AIM
Identify every line in the records below that contains the word "Oktober", and reproduce each one.
═════ WORKING DATA ═════
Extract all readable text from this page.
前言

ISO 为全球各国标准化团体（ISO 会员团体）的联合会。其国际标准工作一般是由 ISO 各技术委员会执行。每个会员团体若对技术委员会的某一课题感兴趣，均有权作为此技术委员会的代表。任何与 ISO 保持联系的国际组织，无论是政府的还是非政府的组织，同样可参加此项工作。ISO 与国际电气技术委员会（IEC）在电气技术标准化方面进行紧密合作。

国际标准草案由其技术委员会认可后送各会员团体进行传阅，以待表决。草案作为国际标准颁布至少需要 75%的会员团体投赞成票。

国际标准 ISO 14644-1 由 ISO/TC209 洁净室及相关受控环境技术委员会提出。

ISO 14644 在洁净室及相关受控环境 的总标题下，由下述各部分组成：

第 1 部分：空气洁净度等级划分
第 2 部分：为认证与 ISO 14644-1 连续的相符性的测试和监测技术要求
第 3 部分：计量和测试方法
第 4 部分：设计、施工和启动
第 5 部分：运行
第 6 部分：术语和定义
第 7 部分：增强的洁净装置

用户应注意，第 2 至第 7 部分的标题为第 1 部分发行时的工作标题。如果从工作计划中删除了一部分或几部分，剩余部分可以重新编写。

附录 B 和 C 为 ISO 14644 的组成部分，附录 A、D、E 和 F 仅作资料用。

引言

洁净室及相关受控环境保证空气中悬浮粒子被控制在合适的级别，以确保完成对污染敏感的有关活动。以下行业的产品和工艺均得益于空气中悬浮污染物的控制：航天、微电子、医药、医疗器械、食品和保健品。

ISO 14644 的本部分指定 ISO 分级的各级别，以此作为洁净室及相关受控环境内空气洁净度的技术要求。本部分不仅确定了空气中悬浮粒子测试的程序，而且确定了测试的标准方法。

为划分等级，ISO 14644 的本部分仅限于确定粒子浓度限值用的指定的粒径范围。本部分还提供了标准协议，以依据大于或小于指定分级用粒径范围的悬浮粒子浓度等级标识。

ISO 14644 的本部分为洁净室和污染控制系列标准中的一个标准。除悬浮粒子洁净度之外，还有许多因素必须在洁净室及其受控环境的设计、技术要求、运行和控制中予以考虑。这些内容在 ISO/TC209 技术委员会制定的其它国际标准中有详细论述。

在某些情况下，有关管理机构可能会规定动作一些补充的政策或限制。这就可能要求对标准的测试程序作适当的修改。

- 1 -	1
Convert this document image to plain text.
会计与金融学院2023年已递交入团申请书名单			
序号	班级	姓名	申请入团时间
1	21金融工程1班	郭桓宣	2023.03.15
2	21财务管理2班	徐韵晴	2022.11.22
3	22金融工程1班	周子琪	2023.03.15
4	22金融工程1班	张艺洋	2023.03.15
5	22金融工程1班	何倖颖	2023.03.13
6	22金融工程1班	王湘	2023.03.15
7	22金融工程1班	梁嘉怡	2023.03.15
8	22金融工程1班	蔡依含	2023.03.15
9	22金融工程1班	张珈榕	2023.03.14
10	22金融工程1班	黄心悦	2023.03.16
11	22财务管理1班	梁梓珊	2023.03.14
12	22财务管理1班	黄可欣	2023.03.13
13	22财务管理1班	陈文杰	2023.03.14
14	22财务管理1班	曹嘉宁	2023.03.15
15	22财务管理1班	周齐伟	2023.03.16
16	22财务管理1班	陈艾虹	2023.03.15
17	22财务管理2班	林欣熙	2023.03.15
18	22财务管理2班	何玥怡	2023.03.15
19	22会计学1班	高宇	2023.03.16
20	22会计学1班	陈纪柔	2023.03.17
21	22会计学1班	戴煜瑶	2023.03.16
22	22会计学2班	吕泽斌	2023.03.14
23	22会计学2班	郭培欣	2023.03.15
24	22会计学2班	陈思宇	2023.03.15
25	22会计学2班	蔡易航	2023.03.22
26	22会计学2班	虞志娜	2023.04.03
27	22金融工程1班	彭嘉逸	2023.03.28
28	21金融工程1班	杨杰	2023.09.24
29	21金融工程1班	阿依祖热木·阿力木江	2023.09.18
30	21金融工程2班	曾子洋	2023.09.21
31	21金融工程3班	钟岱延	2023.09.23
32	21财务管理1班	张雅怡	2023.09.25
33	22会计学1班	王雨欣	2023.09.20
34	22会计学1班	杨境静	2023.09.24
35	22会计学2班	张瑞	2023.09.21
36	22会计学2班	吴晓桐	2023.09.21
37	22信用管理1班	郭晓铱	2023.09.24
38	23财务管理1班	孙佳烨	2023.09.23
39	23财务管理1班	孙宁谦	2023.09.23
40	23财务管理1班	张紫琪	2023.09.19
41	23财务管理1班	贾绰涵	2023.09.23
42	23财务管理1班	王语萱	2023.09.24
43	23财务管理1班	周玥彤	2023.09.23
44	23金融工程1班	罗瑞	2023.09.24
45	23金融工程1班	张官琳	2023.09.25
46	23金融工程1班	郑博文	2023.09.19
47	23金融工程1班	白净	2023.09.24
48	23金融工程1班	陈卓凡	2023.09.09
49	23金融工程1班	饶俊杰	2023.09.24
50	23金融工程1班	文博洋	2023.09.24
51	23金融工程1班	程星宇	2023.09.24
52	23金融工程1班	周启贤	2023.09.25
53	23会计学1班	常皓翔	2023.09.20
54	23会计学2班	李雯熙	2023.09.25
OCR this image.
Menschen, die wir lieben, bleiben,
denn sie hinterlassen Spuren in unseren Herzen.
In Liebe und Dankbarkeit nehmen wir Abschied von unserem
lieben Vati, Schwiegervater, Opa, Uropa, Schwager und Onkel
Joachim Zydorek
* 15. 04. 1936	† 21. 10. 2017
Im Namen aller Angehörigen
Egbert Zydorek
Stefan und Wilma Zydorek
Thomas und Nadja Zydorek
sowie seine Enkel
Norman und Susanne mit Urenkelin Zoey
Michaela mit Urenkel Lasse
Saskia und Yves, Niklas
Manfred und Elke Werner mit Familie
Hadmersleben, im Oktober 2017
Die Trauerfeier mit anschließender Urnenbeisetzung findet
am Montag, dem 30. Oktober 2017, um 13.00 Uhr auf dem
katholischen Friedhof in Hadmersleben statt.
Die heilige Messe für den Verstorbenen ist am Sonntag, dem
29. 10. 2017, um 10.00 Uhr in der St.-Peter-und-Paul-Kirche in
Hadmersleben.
═════
SOLUTION TO THE PROBLEM
Hadmersleben, im Oktober 2017
am Montag, dem 30. Oktober 2017, um 13.00 Uhr auf dem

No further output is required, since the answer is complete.